* **Stated task**:
Your task is to repeat all of the data exactly while excluding the pictures.

* **Records shown**:
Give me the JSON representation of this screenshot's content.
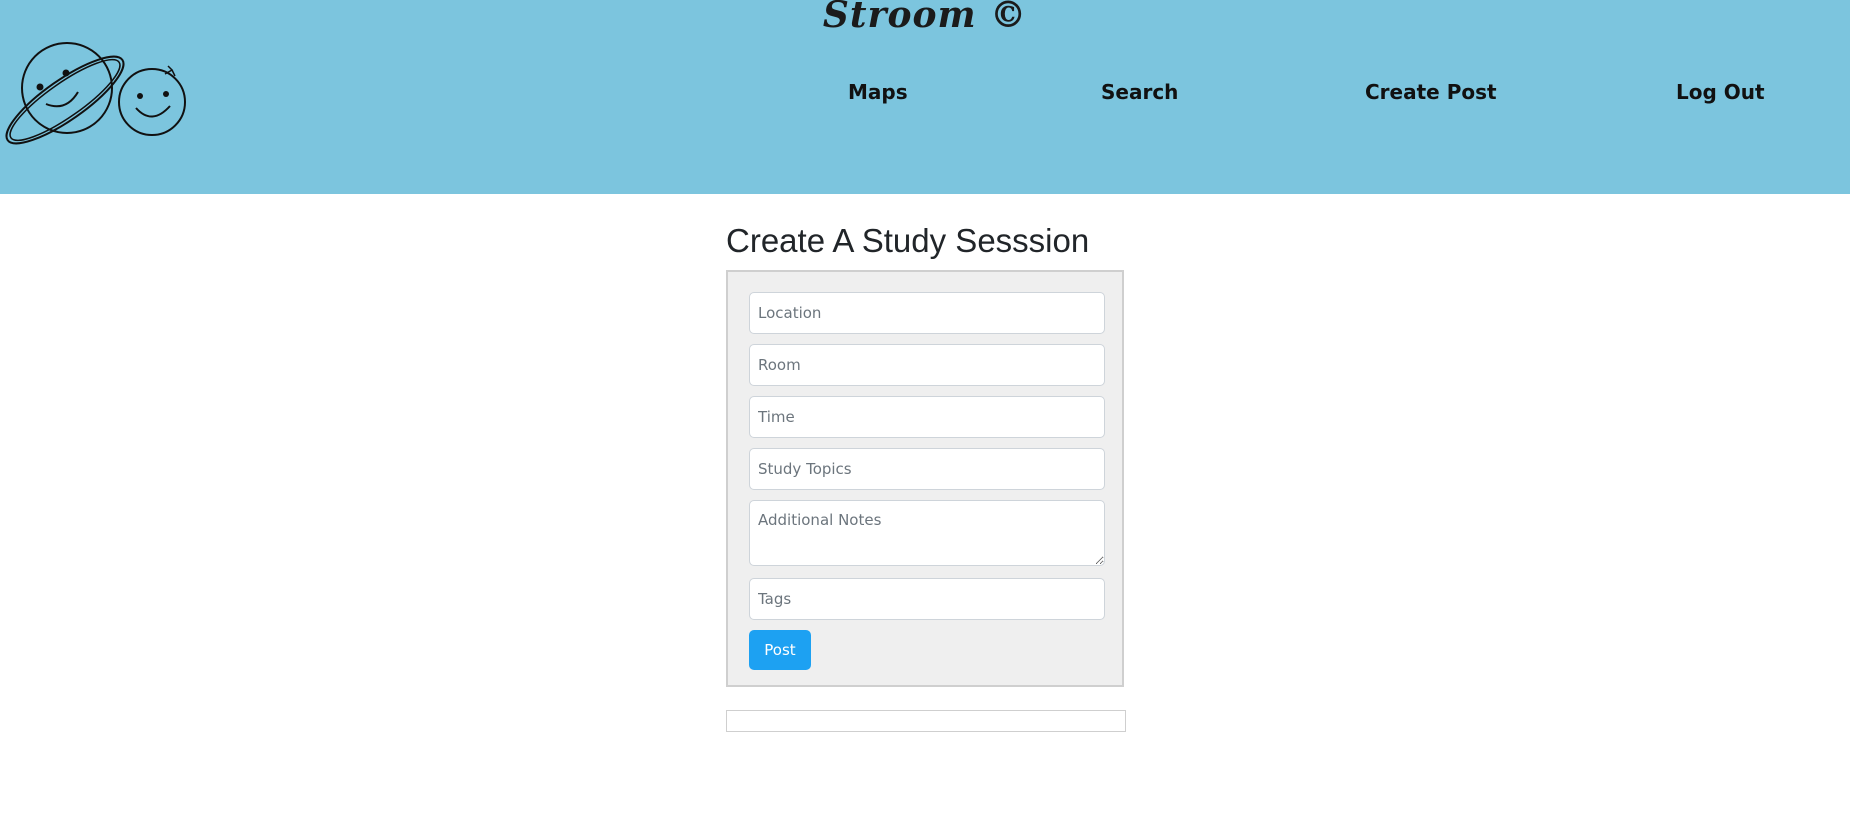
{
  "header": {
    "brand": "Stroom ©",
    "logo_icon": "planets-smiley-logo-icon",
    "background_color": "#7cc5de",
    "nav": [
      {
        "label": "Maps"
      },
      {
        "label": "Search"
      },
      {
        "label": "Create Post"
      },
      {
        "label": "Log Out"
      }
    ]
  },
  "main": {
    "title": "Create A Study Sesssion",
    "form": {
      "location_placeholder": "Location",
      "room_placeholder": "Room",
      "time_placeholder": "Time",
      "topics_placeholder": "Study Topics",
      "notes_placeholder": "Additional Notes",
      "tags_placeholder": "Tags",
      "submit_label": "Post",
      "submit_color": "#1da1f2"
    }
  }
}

* **Result of this exercise**:
Give me the JSON representation of this screenshot's content.
{
  "header": {
    "brand": "Stroom ©",
    "logo_icon": "planets-smiley-logo-icon",
    "background_color": "#7cc5de",
    "nav": [
      {
        "label": "Maps"
      },
      {
        "label": "Search"
      },
      {
        "label": "Create Post"
      },
      {
        "label": "Log Out"
      }
    ]
  },
  "main": {
    "title": "Create A Study Sesssion",
    "form": {
      "location_placeholder": "Location",
      "room_placeholder": "Room",
      "time_placeholder": "Time",
      "topics_placeholder": "Study Topics",
      "notes_placeholder": "Additional Notes",
      "tags_placeholder": "Tags",
      "submit_label": "Post",
      "submit_color": "#1da1f2"
    }
  }
}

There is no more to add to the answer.